**WHAT TO PRODUCE:** Across the entries below, how many lines contain the word "area"? Give the number alone.

────────────────

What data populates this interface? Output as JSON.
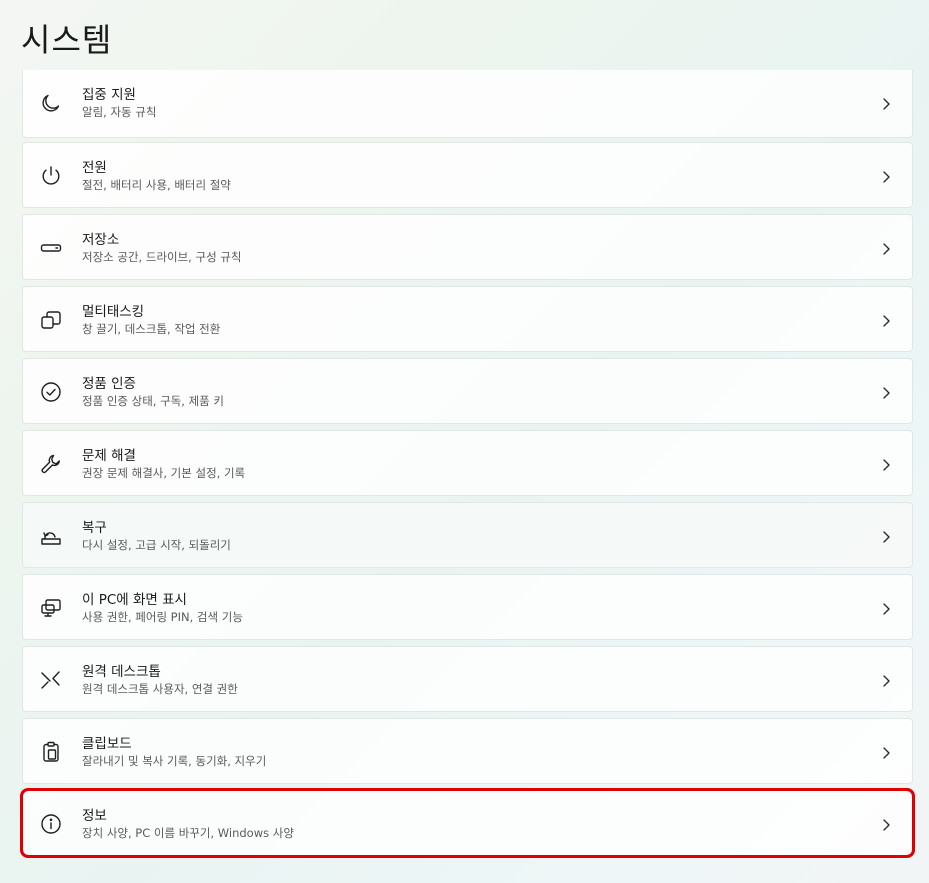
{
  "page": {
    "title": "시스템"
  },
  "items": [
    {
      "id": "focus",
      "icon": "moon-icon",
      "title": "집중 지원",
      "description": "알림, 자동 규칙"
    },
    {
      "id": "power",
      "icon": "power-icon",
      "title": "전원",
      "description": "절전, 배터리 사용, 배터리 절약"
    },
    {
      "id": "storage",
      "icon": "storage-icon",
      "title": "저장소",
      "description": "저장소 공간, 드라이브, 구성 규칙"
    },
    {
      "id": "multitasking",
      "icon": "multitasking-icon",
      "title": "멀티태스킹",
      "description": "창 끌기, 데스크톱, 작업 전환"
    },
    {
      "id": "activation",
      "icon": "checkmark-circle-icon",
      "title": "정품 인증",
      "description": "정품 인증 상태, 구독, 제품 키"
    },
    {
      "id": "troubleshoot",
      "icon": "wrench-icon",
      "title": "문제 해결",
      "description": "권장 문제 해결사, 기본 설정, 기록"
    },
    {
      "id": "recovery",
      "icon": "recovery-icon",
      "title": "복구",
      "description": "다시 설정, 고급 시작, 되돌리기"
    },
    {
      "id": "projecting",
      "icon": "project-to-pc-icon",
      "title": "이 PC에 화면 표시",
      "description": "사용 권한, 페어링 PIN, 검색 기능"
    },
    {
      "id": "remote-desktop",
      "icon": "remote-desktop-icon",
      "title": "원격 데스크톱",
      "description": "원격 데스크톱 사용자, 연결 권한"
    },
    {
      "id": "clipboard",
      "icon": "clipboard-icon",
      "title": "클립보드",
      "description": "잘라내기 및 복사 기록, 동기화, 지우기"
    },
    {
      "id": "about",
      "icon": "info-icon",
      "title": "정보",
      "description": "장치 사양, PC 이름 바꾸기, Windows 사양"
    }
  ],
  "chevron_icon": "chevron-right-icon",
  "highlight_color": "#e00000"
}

────────────────

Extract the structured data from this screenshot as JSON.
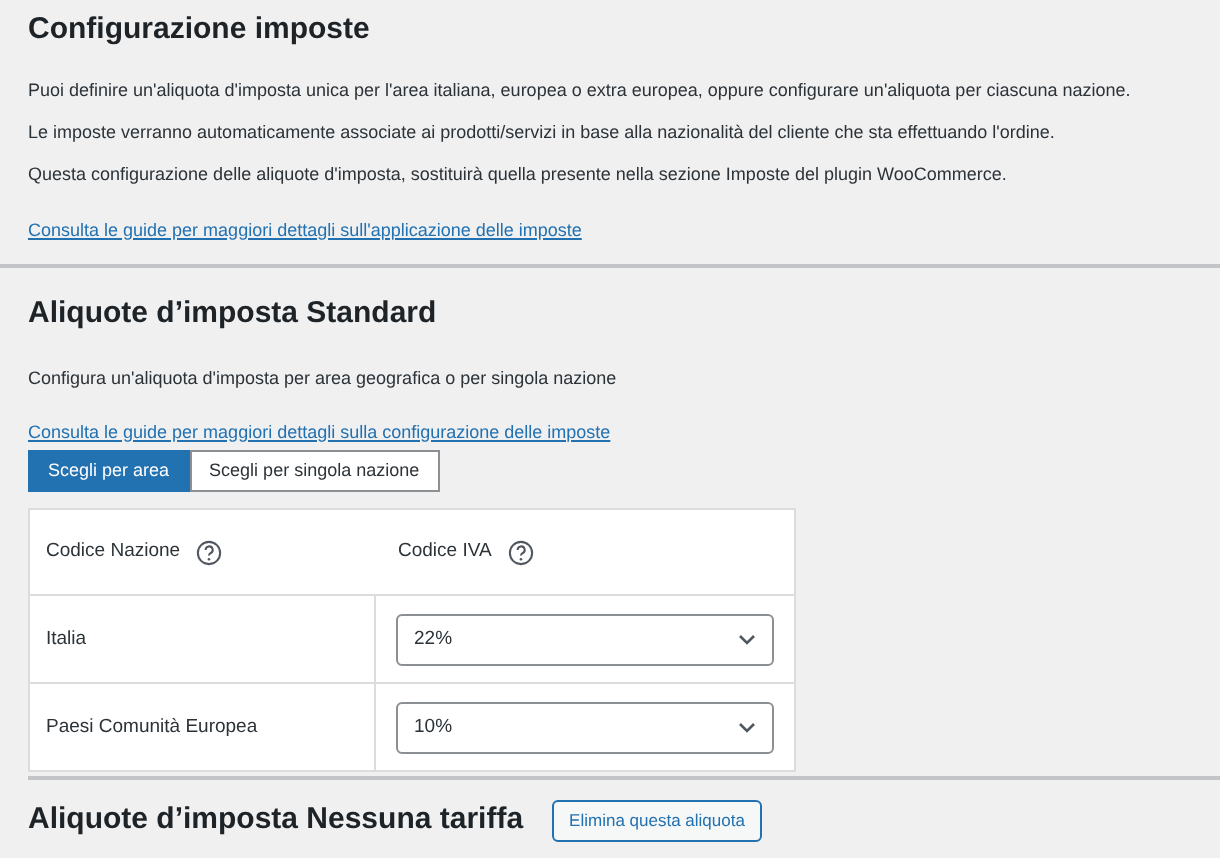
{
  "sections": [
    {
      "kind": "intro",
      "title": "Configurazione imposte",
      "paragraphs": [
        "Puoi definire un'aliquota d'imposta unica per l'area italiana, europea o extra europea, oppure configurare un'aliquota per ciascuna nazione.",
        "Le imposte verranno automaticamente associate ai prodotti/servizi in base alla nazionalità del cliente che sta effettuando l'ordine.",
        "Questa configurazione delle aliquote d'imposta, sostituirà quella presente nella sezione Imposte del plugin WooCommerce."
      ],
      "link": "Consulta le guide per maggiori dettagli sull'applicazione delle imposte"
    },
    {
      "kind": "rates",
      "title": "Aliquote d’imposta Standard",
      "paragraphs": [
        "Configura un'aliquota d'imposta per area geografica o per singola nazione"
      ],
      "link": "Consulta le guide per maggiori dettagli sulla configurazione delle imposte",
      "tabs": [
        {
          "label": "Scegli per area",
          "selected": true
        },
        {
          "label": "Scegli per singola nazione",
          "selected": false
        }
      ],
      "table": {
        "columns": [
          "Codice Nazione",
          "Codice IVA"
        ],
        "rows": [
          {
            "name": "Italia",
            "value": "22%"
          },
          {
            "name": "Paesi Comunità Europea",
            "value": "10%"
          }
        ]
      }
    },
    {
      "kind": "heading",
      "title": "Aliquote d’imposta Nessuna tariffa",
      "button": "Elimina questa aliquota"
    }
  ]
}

────────────────

**EXPECTED OUTPUT:** 3